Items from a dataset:
┌────────

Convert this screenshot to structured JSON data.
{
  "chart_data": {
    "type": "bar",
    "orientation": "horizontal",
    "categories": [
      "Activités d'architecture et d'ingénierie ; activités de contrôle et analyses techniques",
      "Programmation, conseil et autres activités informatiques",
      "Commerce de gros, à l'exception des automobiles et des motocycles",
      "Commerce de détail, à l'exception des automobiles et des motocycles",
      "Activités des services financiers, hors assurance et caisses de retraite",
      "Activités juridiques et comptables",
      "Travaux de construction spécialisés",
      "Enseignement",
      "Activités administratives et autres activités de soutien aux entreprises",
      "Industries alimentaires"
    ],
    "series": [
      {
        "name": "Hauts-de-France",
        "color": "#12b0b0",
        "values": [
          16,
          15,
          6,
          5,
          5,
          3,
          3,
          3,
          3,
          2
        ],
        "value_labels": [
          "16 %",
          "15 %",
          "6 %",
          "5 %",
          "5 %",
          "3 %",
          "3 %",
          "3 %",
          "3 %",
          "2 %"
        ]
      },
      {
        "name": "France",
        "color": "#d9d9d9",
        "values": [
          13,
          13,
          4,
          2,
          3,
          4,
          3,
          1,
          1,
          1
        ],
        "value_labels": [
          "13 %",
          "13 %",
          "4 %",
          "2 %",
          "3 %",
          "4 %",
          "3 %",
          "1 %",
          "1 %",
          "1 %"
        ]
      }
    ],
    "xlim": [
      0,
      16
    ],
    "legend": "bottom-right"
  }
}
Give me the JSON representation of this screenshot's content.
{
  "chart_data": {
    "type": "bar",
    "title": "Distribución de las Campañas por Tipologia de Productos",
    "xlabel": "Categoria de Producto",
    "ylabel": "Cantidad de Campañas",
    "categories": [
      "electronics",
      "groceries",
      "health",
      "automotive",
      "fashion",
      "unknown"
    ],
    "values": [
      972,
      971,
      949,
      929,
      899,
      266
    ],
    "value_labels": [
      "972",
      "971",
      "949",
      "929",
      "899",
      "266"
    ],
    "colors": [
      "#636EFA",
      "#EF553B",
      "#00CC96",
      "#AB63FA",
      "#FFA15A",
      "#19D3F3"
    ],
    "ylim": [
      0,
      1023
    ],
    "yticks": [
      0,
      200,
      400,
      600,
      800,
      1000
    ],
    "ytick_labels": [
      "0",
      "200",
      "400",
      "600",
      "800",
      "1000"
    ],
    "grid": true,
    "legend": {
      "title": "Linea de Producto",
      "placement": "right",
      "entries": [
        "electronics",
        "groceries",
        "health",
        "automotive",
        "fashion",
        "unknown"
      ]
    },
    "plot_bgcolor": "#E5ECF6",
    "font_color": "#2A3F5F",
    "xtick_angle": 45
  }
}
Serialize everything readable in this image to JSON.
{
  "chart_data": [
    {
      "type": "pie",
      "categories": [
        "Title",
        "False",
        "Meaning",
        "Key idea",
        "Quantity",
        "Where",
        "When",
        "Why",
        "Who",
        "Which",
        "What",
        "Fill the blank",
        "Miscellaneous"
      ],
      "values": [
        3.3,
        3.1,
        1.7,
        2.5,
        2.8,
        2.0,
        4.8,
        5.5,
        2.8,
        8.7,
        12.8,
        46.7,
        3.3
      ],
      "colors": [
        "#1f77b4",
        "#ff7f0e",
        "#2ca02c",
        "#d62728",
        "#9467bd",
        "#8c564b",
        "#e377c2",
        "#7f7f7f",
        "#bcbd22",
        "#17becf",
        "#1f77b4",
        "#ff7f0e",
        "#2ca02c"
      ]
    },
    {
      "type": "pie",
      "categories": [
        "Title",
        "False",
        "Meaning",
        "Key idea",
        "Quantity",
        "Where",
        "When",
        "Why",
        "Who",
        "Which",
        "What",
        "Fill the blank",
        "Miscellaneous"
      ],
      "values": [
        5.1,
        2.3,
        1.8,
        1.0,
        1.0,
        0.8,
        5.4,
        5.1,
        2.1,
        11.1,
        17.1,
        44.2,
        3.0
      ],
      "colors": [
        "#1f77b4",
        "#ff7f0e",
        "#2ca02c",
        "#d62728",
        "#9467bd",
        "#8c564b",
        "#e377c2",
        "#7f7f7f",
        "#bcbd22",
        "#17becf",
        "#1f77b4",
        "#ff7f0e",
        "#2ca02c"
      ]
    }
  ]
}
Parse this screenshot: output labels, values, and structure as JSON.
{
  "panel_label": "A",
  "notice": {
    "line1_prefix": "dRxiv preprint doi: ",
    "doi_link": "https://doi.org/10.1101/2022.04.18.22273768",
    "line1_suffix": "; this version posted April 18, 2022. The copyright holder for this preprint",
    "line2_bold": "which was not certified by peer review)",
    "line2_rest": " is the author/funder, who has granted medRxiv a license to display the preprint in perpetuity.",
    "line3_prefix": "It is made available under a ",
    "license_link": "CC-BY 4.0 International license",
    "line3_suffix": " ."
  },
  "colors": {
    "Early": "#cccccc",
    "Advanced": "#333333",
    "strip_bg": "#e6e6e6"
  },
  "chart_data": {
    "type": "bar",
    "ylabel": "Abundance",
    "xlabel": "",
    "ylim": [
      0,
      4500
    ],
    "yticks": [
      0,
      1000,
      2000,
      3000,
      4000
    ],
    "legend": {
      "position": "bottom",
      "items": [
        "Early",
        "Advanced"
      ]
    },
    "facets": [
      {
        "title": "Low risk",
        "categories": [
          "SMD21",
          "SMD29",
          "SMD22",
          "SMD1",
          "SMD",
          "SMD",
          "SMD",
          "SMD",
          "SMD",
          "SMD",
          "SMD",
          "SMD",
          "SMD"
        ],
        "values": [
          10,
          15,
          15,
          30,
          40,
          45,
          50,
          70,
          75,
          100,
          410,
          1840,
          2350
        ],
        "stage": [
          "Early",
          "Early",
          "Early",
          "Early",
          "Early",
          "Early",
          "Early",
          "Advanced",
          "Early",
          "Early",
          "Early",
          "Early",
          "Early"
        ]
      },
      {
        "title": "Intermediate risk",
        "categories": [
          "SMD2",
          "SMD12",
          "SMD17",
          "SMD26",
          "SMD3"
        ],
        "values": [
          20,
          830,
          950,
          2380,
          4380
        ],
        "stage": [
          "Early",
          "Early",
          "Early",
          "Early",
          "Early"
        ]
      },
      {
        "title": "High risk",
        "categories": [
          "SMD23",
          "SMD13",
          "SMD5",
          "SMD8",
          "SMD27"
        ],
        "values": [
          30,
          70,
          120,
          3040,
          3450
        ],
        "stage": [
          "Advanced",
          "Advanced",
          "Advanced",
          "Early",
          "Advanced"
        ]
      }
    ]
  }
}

└────────

* **STATED GOAL**
Output the whole listing above again, word for word.

* **SOLVED PROBLEM**
Convert this screenshot to structured JSON data.
{
  "chart_data": {
    "type": "bar",
    "orientation": "horizontal",
    "categories": [
      "Activités d'architecture et d'ingénierie ; activités de contrôle et analyses techniques",
      "Programmation, conseil et autres activités informatiques",
      "Commerce de gros, à l'exception des automobiles et des motocycles",
      "Commerce de détail, à l'exception des automobiles et des motocycles",
      "Activités des services financiers, hors assurance et caisses de retraite",
      "Activités juridiques et comptables",
      "Travaux de construction spécialisés",
      "Enseignement",
      "Activités administratives et autres activités de soutien aux entreprises",
      "Industries alimentaires"
    ],
    "series": [
      {
        "name": "Hauts-de-France",
        "color": "#12b0b0",
        "values": [
          16,
          15,
          6,
          5,
          5,
          3,
          3,
          3,
          3,
          2
        ],
        "value_labels": [
          "16 %",
          "15 %",
          "6 %",
          "5 %",
          "5 %",
          "3 %",
          "3 %",
          "3 %",
          "3 %",
          "2 %"
        ]
      },
      {
        "name": "France",
        "color": "#d9d9d9",
        "values": [
          13,
          13,
          4,
          2,
          3,
          4,
          3,
          1,
          1,
          1
        ],
        "value_labels": [
          "13 %",
          "13 %",
          "4 %",
          "2 %",
          "3 %",
          "4 %",
          "3 %",
          "1 %",
          "1 %",
          "1 %"
        ]
      }
    ],
    "xlim": [
      0,
      16
    ],
    "legend": "bottom-right"
  }
}
Give me the JSON representation of this screenshot's content.
{
  "chart_data": {
    "type": "bar",
    "title": "Distribución de las Campañas por Tipologia de Productos",
    "xlabel": "Categoria de Producto",
    "ylabel": "Cantidad de Campañas",
    "categories": [
      "electronics",
      "groceries",
      "health",
      "automotive",
      "fashion",
      "unknown"
    ],
    "values": [
      972,
      971,
      949,
      929,
      899,
      266
    ],
    "value_labels": [
      "972",
      "971",
      "949",
      "929",
      "899",
      "266"
    ],
    "colors": [
      "#636EFA",
      "#EF553B",
      "#00CC96",
      "#AB63FA",
      "#FFA15A",
      "#19D3F3"
    ],
    "ylim": [
      0,
      1023
    ],
    "yticks": [
      0,
      200,
      400,
      600,
      800,
      1000
    ],
    "ytick_labels": [
      "0",
      "200",
      "400",
      "600",
      "800",
      "1000"
    ],
    "grid": true,
    "legend": {
      "title": "Linea de Producto",
      "placement": "right",
      "entries": [
        "electronics",
        "groceries",
        "health",
        "automotive",
        "fashion",
        "unknown"
      ]
    },
    "plot_bgcolor": "#E5ECF6",
    "font_color": "#2A3F5F",
    "xtick_angle": 45
  }
}
Serialize everything readable in this image to JSON.
{
  "chart_data": [
    {
      "type": "pie",
      "categories": [
        "Title",
        "False",
        "Meaning",
        "Key idea",
        "Quantity",
        "Where",
        "When",
        "Why",
        "Who",
        "Which",
        "What",
        "Fill the blank",
        "Miscellaneous"
      ],
      "values": [
        3.3,
        3.1,
        1.7,
        2.5,
        2.8,
        2.0,
        4.8,
        5.5,
        2.8,
        8.7,
        12.8,
        46.7,
        3.3
      ],
      "colors": [
        "#1f77b4",
        "#ff7f0e",
        "#2ca02c",
        "#d62728",
        "#9467bd",
        "#8c564b",
        "#e377c2",
        "#7f7f7f",
        "#bcbd22",
        "#17becf",
        "#1f77b4",
        "#ff7f0e",
        "#2ca02c"
      ]
    },
    {
      "type": "pie",
      "categories": [
        "Title",
        "False",
        "Meaning",
        "Key idea",
        "Quantity",
        "Where",
        "When",
        "Why",
        "Who",
        "Which",
        "What",
        "Fill the blank",
        "Miscellaneous"
      ],
      "values": [
        5.1,
        2.3,
        1.8,
        1.0,
        1.0,
        0.8,
        5.4,
        5.1,
        2.1,
        11.1,
        17.1,
        44.2,
        3.0
      ],
      "colors": [
        "#1f77b4",
        "#ff7f0e",
        "#2ca02c",
        "#d62728",
        "#9467bd",
        "#8c564b",
        "#e377c2",
        "#7f7f7f",
        "#bcbd22",
        "#17becf",
        "#1f77b4",
        "#ff7f0e",
        "#2ca02c"
      ]
    }
  ]
}
Parse this screenshot: output labels, values, and structure as JSON.
{
  "panel_label": "A",
  "notice": {
    "line1_prefix": "dRxiv preprint doi: ",
    "doi_link": "https://doi.org/10.1101/2022.04.18.22273768",
    "line1_suffix": "; this version posted April 18, 2022. The copyright holder for this preprint",
    "line2_bold": "which was not certified by peer review)",
    "line2_rest": " is the author/funder, who has granted medRxiv a license to display the preprint in perpetuity.",
    "line3_prefix": "It is made available under a ",
    "license_link": "CC-BY 4.0 International license",
    "line3_suffix": " ."
  },
  "colors": {
    "Early": "#cccccc",
    "Advanced": "#333333",
    "strip_bg": "#e6e6e6"
  },
  "chart_data": {
    "type": "bar",
    "ylabel": "Abundance",
    "xlabel": "",
    "ylim": [
      0,
      4500
    ],
    "yticks": [
      0,
      1000,
      2000,
      3000,
      4000
    ],
    "legend": {
      "position": "bottom",
      "items": [
        "Early",
        "Advanced"
      ]
    },
    "facets": [
      {
        "title": "Low risk",
        "categories": [
          "SMD21",
          "SMD29",
          "SMD22",
          "SMD1",
          "SMD",
          "SMD",
          "SMD",
          "SMD",
          "SMD",
          "SMD",
          "SMD",
          "SMD",
          "SMD"
        ],
        "values": [
          10,
          15,
          15,
          30,
          40,
          45,
          50,
          70,
          75,
          100,
          410,
          1840,
          2350
        ],
        "stage": [
          "Early",
          "Early",
          "Early",
          "Early",
          "Early",
          "Early",
          "Early",
          "Advanced",
          "Early",
          "Early",
          "Early",
          "Early",
          "Early"
        ]
      },
      {
        "title": "Intermediate risk",
        "categories": [
          "SMD2",
          "SMD12",
          "SMD17",
          "SMD26",
          "SMD3"
        ],
        "values": [
          20,
          830,
          950,
          2380,
          4380
        ],
        "stage": [
          "Early",
          "Early",
          "Early",
          "Early",
          "Early"
        ]
      },
      {
        "title": "High risk",
        "categories": [
          "SMD23",
          "SMD13",
          "SMD5",
          "SMD8",
          "SMD27"
        ],
        "values": [
          30,
          70,
          120,
          3040,
          3450
        ],
        "stage": [
          "Advanced",
          "Advanced",
          "Advanced",
          "Early",
          "Advanced"
        ]
      }
    ]
  }
}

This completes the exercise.